:: Given data
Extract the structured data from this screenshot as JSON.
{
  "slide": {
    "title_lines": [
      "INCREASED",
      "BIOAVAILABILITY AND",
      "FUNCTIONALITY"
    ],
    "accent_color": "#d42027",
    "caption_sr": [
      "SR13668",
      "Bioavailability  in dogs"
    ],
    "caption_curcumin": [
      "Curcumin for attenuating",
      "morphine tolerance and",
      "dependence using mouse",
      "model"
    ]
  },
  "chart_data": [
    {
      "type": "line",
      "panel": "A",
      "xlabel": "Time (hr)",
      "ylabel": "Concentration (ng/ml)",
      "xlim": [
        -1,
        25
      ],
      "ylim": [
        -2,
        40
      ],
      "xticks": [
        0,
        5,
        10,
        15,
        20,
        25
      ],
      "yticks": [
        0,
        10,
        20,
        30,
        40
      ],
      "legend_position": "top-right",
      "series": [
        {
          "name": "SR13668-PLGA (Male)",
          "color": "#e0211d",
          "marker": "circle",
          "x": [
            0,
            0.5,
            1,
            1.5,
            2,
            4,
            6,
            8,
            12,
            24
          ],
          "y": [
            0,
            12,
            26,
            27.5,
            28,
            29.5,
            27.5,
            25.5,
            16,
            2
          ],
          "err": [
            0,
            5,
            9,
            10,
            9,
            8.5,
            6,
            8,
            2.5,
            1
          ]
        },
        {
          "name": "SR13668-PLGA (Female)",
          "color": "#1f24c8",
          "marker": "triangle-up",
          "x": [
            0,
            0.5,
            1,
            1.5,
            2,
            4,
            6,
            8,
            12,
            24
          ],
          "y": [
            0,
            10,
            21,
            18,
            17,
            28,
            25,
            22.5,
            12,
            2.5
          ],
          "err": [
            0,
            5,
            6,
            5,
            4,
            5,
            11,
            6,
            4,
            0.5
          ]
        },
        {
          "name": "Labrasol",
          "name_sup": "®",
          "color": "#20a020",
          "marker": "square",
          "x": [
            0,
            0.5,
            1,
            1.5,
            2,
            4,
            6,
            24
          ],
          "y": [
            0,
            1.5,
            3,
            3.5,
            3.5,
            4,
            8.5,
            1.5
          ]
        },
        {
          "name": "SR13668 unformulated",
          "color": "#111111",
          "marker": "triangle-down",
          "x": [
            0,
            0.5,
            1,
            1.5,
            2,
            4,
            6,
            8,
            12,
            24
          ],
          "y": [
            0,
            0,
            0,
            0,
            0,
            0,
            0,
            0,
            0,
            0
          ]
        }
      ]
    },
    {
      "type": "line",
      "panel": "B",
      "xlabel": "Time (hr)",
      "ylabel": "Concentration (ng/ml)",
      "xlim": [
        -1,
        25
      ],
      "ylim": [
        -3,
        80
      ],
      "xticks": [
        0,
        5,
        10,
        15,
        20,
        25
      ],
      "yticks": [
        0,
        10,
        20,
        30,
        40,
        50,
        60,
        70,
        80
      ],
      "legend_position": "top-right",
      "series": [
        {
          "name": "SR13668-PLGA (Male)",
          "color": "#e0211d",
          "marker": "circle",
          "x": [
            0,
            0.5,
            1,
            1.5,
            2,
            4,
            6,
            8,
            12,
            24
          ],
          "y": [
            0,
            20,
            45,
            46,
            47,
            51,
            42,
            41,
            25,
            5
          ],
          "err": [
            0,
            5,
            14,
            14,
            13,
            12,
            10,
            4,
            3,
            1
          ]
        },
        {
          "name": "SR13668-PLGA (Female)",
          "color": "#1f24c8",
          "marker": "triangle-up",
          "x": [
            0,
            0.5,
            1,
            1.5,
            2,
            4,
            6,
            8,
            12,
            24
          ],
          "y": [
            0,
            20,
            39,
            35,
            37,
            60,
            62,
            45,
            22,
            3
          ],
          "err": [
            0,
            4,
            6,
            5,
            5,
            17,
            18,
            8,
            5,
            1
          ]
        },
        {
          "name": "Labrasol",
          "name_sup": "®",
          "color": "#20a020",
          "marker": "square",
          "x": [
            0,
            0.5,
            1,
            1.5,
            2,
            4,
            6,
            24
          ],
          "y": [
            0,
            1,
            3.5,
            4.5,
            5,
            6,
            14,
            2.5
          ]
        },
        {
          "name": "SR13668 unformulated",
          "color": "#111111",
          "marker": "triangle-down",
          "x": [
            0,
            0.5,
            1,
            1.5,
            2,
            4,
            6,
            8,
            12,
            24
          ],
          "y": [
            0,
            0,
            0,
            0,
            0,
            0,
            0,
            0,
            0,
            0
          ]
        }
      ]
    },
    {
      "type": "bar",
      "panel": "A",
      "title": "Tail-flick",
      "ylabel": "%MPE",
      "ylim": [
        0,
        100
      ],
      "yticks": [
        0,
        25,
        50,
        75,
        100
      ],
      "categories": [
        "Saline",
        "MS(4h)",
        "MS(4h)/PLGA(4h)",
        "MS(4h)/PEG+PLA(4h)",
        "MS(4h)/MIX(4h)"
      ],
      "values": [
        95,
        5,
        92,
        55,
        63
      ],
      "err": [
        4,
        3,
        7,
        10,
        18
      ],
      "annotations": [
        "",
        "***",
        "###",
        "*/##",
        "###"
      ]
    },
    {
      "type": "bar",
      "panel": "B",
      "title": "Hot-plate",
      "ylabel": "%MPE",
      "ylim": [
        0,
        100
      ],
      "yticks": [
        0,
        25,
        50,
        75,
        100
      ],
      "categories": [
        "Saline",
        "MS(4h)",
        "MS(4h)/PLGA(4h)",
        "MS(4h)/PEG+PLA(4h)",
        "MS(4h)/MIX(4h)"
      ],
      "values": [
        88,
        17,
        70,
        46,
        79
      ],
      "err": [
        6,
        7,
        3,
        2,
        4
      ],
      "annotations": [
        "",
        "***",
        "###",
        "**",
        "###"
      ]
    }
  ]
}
::::
Task details: Write out the material from the first line to the last, exactly.

Exercise output:
Extract the structured data from this screenshot as JSON.
{
  "slide": {
    "title_lines": [
      "INCREASED",
      "BIOAVAILABILITY AND",
      "FUNCTIONALITY"
    ],
    "accent_color": "#d42027",
    "caption_sr": [
      "SR13668",
      "Bioavailability  in dogs"
    ],
    "caption_curcumin": [
      "Curcumin for attenuating",
      "morphine tolerance and",
      "dependence using mouse",
      "model"
    ]
  },
  "chart_data": [
    {
      "type": "line",
      "panel": "A",
      "xlabel": "Time (hr)",
      "ylabel": "Concentration (ng/ml)",
      "xlim": [
        -1,
        25
      ],
      "ylim": [
        -2,
        40
      ],
      "xticks": [
        0,
        5,
        10,
        15,
        20,
        25
      ],
      "yticks": [
        0,
        10,
        20,
        30,
        40
      ],
      "legend_position": "top-right",
      "series": [
        {
          "name": "SR13668-PLGA (Male)",
          "color": "#e0211d",
          "marker": "circle",
          "x": [
            0,
            0.5,
            1,
            1.5,
            2,
            4,
            6,
            8,
            12,
            24
          ],
          "y": [
            0,
            12,
            26,
            27.5,
            28,
            29.5,
            27.5,
            25.5,
            16,
            2
          ],
          "err": [
            0,
            5,
            9,
            10,
            9,
            8.5,
            6,
            8,
            2.5,
            1
          ]
        },
        {
          "name": "SR13668-PLGA (Female)",
          "color": "#1f24c8",
          "marker": "triangle-up",
          "x": [
            0,
            0.5,
            1,
            1.5,
            2,
            4,
            6,
            8,
            12,
            24
          ],
          "y": [
            0,
            10,
            21,
            18,
            17,
            28,
            25,
            22.5,
            12,
            2.5
          ],
          "err": [
            0,
            5,
            6,
            5,
            4,
            5,
            11,
            6,
            4,
            0.5
          ]
        },
        {
          "name": "Labrasol",
          "name_sup": "®",
          "color": "#20a020",
          "marker": "square",
          "x": [
            0,
            0.5,
            1,
            1.5,
            2,
            4,
            6,
            24
          ],
          "y": [
            0,
            1.5,
            3,
            3.5,
            3.5,
            4,
            8.5,
            1.5
          ]
        },
        {
          "name": "SR13668 unformulated",
          "color": "#111111",
          "marker": "triangle-down",
          "x": [
            0,
            0.5,
            1,
            1.5,
            2,
            4,
            6,
            8,
            12,
            24
          ],
          "y": [
            0,
            0,
            0,
            0,
            0,
            0,
            0,
            0,
            0,
            0
          ]
        }
      ]
    },
    {
      "type": "line",
      "panel": "B",
      "xlabel": "Time (hr)",
      "ylabel": "Concentration (ng/ml)",
      "xlim": [
        -1,
        25
      ],
      "ylim": [
        -3,
        80
      ],
      "xticks": [
        0,
        5,
        10,
        15,
        20,
        25
      ],
      "yticks": [
        0,
        10,
        20,
        30,
        40,
        50,
        60,
        70,
        80
      ],
      "legend_position": "top-right",
      "series": [
        {
          "name": "SR13668-PLGA (Male)",
          "color": "#e0211d",
          "marker": "circle",
          "x": [
            0,
            0.5,
            1,
            1.5,
            2,
            4,
            6,
            8,
            12,
            24
          ],
          "y": [
            0,
            20,
            45,
            46,
            47,
            51,
            42,
            41,
            25,
            5
          ],
          "err": [
            0,
            5,
            14,
            14,
            13,
            12,
            10,
            4,
            3,
            1
          ]
        },
        {
          "name": "SR13668-PLGA (Female)",
          "color": "#1f24c8",
          "marker": "triangle-up",
          "x": [
            0,
            0.5,
            1,
            1.5,
            2,
            4,
            6,
            8,
            12,
            24
          ],
          "y": [
            0,
            20,
            39,
            35,
            37,
            60,
            62,
            45,
            22,
            3
          ],
          "err": [
            0,
            4,
            6,
            5,
            5,
            17,
            18,
            8,
            5,
            1
          ]
        },
        {
          "name": "Labrasol",
          "name_sup": "®",
          "color": "#20a020",
          "marker": "square",
          "x": [
            0,
            0.5,
            1,
            1.5,
            2,
            4,
            6,
            24
          ],
          "y": [
            0,
            1,
            3.5,
            4.5,
            5,
            6,
            14,
            2.5
          ]
        },
        {
          "name": "SR13668 unformulated",
          "color": "#111111",
          "marker": "triangle-down",
          "x": [
            0,
            0.5,
            1,
            1.5,
            2,
            4,
            6,
            8,
            12,
            24
          ],
          "y": [
            0,
            0,
            0,
            0,
            0,
            0,
            0,
            0,
            0,
            0
          ]
        }
      ]
    },
    {
      "type": "bar",
      "panel": "A",
      "title": "Tail-flick",
      "ylabel": "%MPE",
      "ylim": [
        0,
        100
      ],
      "yticks": [
        0,
        25,
        50,
        75,
        100
      ],
      "categories": [
        "Saline",
        "MS(4h)",
        "MS(4h)/PLGA(4h)",
        "MS(4h)/PEG+PLA(4h)",
        "MS(4h)/MIX(4h)"
      ],
      "values": [
        95,
        5,
        92,
        55,
        63
      ],
      "err": [
        4,
        3,
        7,
        10,
        18
      ],
      "annotations": [
        "",
        "***",
        "###",
        "*/##",
        "###"
      ]
    },
    {
      "type": "bar",
      "panel": "B",
      "title": "Hot-plate",
      "ylabel": "%MPE",
      "ylim": [
        0,
        100
      ],
      "yticks": [
        0,
        25,
        50,
        75,
        100
      ],
      "categories": [
        "Saline",
        "MS(4h)",
        "MS(4h)/PLGA(4h)",
        "MS(4h)/PEG+PLA(4h)",
        "MS(4h)/MIX(4h)"
      ],
      "values": [
        88,
        17,
        70,
        46,
        79
      ],
      "err": [
        6,
        7,
        3,
        2,
        4
      ],
      "annotations": [
        "",
        "***",
        "###",
        "**",
        "###"
      ]
    }
  ]
}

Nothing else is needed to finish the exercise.